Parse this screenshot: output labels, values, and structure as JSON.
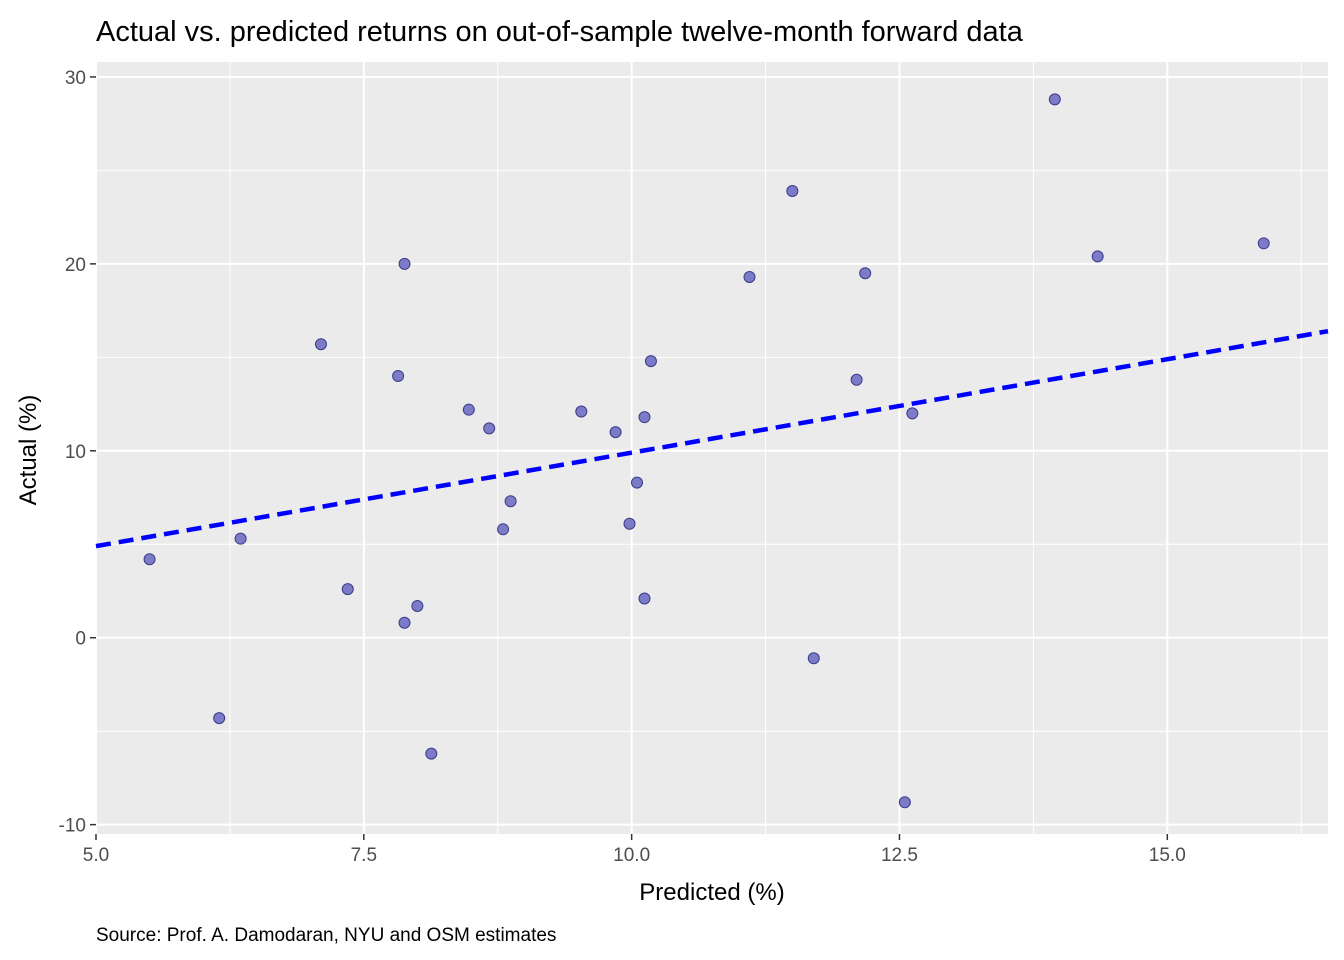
{
  "chart_data": {
    "type": "scatter",
    "title": "Actual vs. predicted returns on out-of-sample twelve-month forward data",
    "xlabel": "Predicted (%)",
    "ylabel": "Actual (%)",
    "caption": "Source: Prof. A. Damodaran, NYU and OSM estimates",
    "xlim": [
      5.0,
      16.5
    ],
    "ylim": [
      -10.5,
      30.8
    ],
    "x_ticks": [
      {
        "value": 5.0,
        "label": "5.0"
      },
      {
        "value": 7.5,
        "label": "7.5"
      },
      {
        "value": 10.0,
        "label": "10.0"
      },
      {
        "value": 12.5,
        "label": "12.5"
      },
      {
        "value": 15.0,
        "label": "15.0"
      }
    ],
    "y_ticks": [
      {
        "value": -10,
        "label": "-10"
      },
      {
        "value": 0,
        "label": "0"
      },
      {
        "value": 10,
        "label": "10"
      },
      {
        "value": 20,
        "label": "20"
      },
      {
        "value": 30,
        "label": "30"
      }
    ],
    "grid": true,
    "colors": {
      "panel": "#ebebeb",
      "grid": "#ffffff",
      "point_fill": "#7b7bc8",
      "point_stroke": "#3b3b8a",
      "fit_line": "#0000ff"
    },
    "points": [
      {
        "x": 5.5,
        "y": 4.2
      },
      {
        "x": 6.15,
        "y": -4.3
      },
      {
        "x": 6.35,
        "y": 5.3
      },
      {
        "x": 7.1,
        "y": 15.7
      },
      {
        "x": 7.35,
        "y": 2.6
      },
      {
        "x": 7.82,
        "y": 14.0
      },
      {
        "x": 7.88,
        "y": 20.0
      },
      {
        "x": 7.88,
        "y": 0.8
      },
      {
        "x": 8.0,
        "y": 1.7
      },
      {
        "x": 8.13,
        "y": -6.2
      },
      {
        "x": 8.48,
        "y": 12.2
      },
      {
        "x": 8.67,
        "y": 11.2
      },
      {
        "x": 8.8,
        "y": 5.8
      },
      {
        "x": 8.87,
        "y": 7.3
      },
      {
        "x": 9.53,
        "y": 12.1
      },
      {
        "x": 9.85,
        "y": 11.0
      },
      {
        "x": 9.98,
        "y": 6.1
      },
      {
        "x": 10.05,
        "y": 8.3
      },
      {
        "x": 10.12,
        "y": 11.8
      },
      {
        "x": 10.12,
        "y": 2.1
      },
      {
        "x": 10.18,
        "y": 14.8
      },
      {
        "x": 11.1,
        "y": 19.3
      },
      {
        "x": 11.5,
        "y": 23.9
      },
      {
        "x": 11.7,
        "y": -1.1
      },
      {
        "x": 12.1,
        "y": 13.8
      },
      {
        "x": 12.18,
        "y": 19.5
      },
      {
        "x": 12.55,
        "y": -8.8
      },
      {
        "x": 12.62,
        "y": 12.0
      },
      {
        "x": 13.95,
        "y": 28.8
      },
      {
        "x": 14.35,
        "y": 20.4
      },
      {
        "x": 15.9,
        "y": 21.1
      }
    ],
    "fit_line": {
      "style": "dashed",
      "x": [
        5.0,
        16.5
      ],
      "y": [
        4.9,
        16.4
      ]
    }
  }
}
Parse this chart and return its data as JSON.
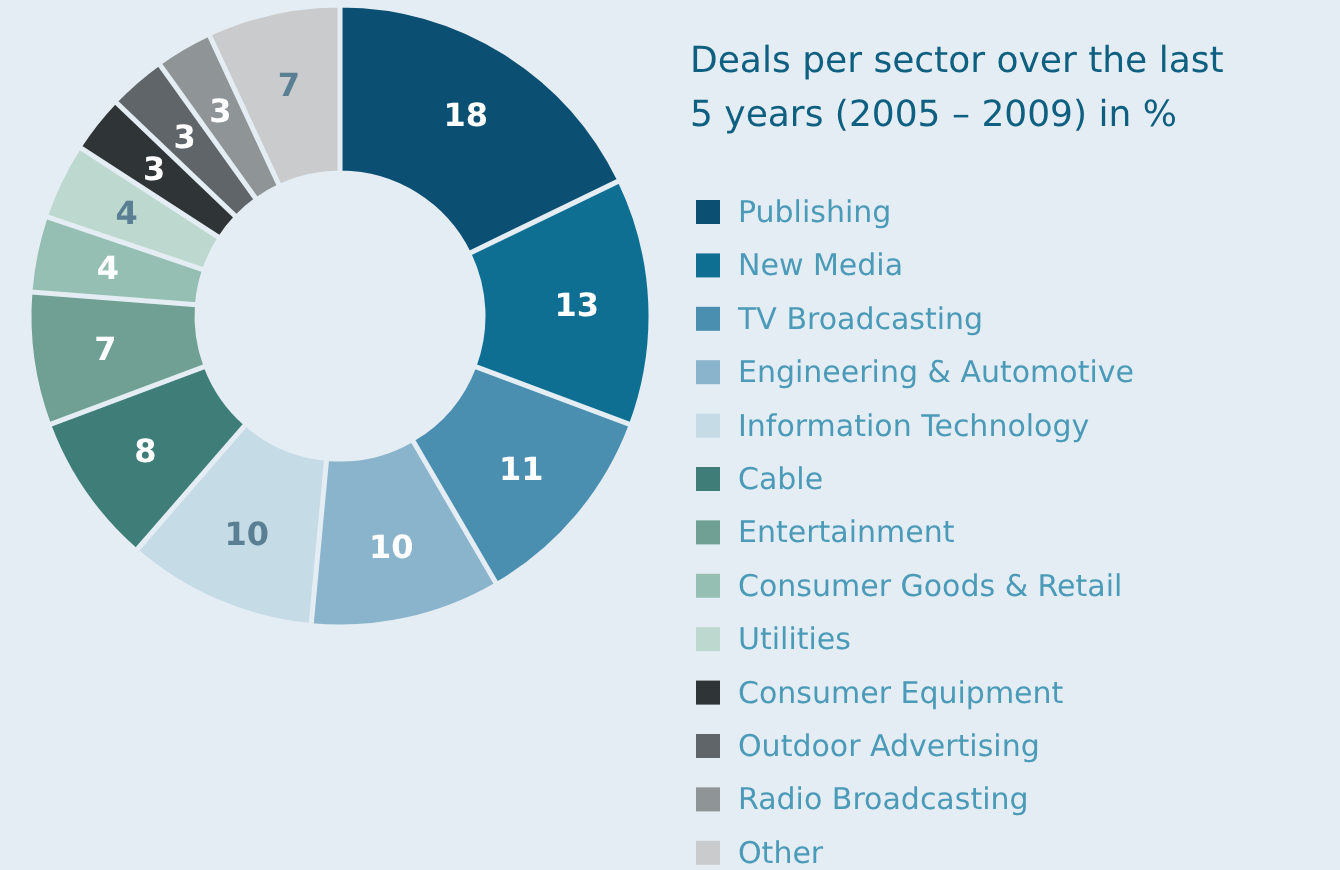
{
  "chart_data": {
    "type": "donut",
    "title": "Deals per sector over the last 5 years (2005 – 2009) in %",
    "categories": [
      "Publishing",
      "New Media",
      "TV Broadcasting",
      "Engineering & Automotive",
      "Information Technology",
      "Cable",
      "Entertainment",
      "Consumer Goods & Retail",
      "Utilities",
      "Consumer Equipment",
      "Outdoor Advertising",
      "Radio Broadcasting",
      "Other"
    ],
    "values": [
      18,
      13,
      11,
      10,
      10,
      8,
      7,
      4,
      4,
      3,
      3,
      3,
      7
    ],
    "colors": [
      "#0b4f73",
      "#0e6f93",
      "#4a8fb0",
      "#8ab4cc",
      "#c5dbe6",
      "#3f7d78",
      "#6fa093",
      "#96bfb3",
      "#bcd8cf",
      "#2f3436",
      "#5f6568",
      "#8f9597",
      "#c9cbcc"
    ],
    "data_labels": true,
    "legend": "right"
  }
}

□ □ □ □

→ **Written task**: Quote the records above exactly, leaving out any pictures.

→ **Output**:
Parse this screenshot: output labels, values, and structure as JSON.
{
  "chart_data": {
    "type": "scatter",
    "title": "Actual vs. predicted returns on out-of-sample twelve-month forward data",
    "xlabel": "Predicted (%)",
    "ylabel": "Actual (%)",
    "caption": "Source: Prof. A. Damodaran, NYU and OSM estimates",
    "xlim": [
      5.0,
      16.5
    ],
    "ylim": [
      -10.5,
      30.8
    ],
    "x_ticks": [
      {
        "value": 5.0,
        "label": "5.0"
      },
      {
        "value": 7.5,
        "label": "7.5"
      },
      {
        "value": 10.0,
        "label": "10.0"
      },
      {
        "value": 12.5,
        "label": "12.5"
      },
      {
        "value": 15.0,
        "label": "15.0"
      }
    ],
    "y_ticks": [
      {
        "value": -10,
        "label": "-10"
      },
      {
        "value": 0,
        "label": "0"
      },
      {
        "value": 10,
        "label": "10"
      },
      {
        "value": 20,
        "label": "20"
      },
      {
        "value": 30,
        "label": "30"
      }
    ],
    "grid": true,
    "colors": {
      "panel": "#ebebeb",
      "grid": "#ffffff",
      "point_fill": "#7b7bc8",
      "point_stroke": "#3b3b8a",
      "fit_line": "#0000ff"
    },
    "points": [
      {
        "x": 5.5,
        "y": 4.2
      },
      {
        "x": 6.15,
        "y": -4.3
      },
      {
        "x": 6.35,
        "y": 5.3
      },
      {
        "x": 7.1,
        "y": 15.7
      },
      {
        "x": 7.35,
        "y": 2.6
      },
      {
        "x": 7.82,
        "y": 14.0
      },
      {
        "x": 7.88,
        "y": 20.0
      },
      {
        "x": 7.88,
        "y": 0.8
      },
      {
        "x": 8.0,
        "y": 1.7
      },
      {
        "x": 8.13,
        "y": -6.2
      },
      {
        "x": 8.48,
        "y": 12.2
      },
      {
        "x": 8.67,
        "y": 11.2
      },
      {
        "x": 8.8,
        "y": 5.8
      },
      {
        "x": 8.87,
        "y": 7.3
      },
      {
        "x": 9.53,
        "y": 12.1
      },
      {
        "x": 9.85,
        "y": 11.0
      },
      {
        "x": 9.98,
        "y": 6.1
      },
      {
        "x": 10.05,
        "y": 8.3
      },
      {
        "x": 10.12,
        "y": 11.8
      },
      {
        "x": 10.12,
        "y": 2.1
      },
      {
        "x": 10.18,
        "y": 14.8
      },
      {
        "x": 11.1,
        "y": 19.3
      },
      {
        "x": 11.5,
        "y": 23.9
      },
      {
        "x": 11.7,
        "y": -1.1
      },
      {
        "x": 12.1,
        "y": 13.8
      },
      {
        "x": 12.18,
        "y": 19.5
      },
      {
        "x": 12.55,
        "y": -8.8
      },
      {
        "x": 12.62,
        "y": 12.0
      },
      {
        "x": 13.95,
        "y": 28.8
      },
      {
        "x": 14.35,
        "y": 20.4
      },
      {
        "x": 15.9,
        "y": 21.1
      }
    ],
    "fit_line": {
      "style": "dashed",
      "x": [
        5.0,
        16.5
      ],
      "y": [
        4.9,
        16.4
      ]
    }
  }
}
Parse this chart and return its data as JSON.
{
  "chart_data": {
    "type": "donut",
    "title": "Deals per sector over the last 5 years (2005 – 2009) in %",
    "categories": [
      "Publishing",
      "New Media",
      "TV Broadcasting",
      "Engineering & Automotive",
      "Information Technology",
      "Cable",
      "Entertainment",
      "Consumer Goods & Retail",
      "Utilities",
      "Consumer Equipment",
      "Outdoor Advertising",
      "Radio Broadcasting",
      "Other"
    ],
    "values": [
      18,
      13,
      11,
      10,
      10,
      8,
      7,
      4,
      4,
      3,
      3,
      3,
      7
    ],
    "colors": [
      "#0b4f73",
      "#0e6f93",
      "#4a8fb0",
      "#8ab4cc",
      "#c5dbe6",
      "#3f7d78",
      "#6fa093",
      "#96bfb3",
      "#bcd8cf",
      "#2f3436",
      "#5f6568",
      "#8f9597",
      "#c9cbcc"
    ],
    "data_labels": true,
    "legend": "right"
  }
}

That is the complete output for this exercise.